*GIVEN PROBLEM*.
Among the lines below, count those with "seront". Give the total alone.

*DATA SUPPLIED*.
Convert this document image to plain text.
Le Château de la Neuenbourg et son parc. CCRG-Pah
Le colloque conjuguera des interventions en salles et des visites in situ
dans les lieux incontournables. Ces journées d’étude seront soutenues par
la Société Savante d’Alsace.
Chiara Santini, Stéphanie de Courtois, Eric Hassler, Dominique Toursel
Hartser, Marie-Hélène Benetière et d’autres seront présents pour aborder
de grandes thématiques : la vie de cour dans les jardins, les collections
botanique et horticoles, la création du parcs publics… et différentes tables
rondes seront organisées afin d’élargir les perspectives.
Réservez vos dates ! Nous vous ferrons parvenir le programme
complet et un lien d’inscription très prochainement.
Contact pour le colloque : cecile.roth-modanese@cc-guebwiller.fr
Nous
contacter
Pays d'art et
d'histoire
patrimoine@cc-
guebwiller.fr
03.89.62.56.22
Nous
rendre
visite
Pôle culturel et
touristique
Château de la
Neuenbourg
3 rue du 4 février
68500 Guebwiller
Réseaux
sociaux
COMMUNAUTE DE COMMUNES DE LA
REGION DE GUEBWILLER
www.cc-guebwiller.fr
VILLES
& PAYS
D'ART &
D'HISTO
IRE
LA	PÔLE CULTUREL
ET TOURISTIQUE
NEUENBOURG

*RESULT*.
3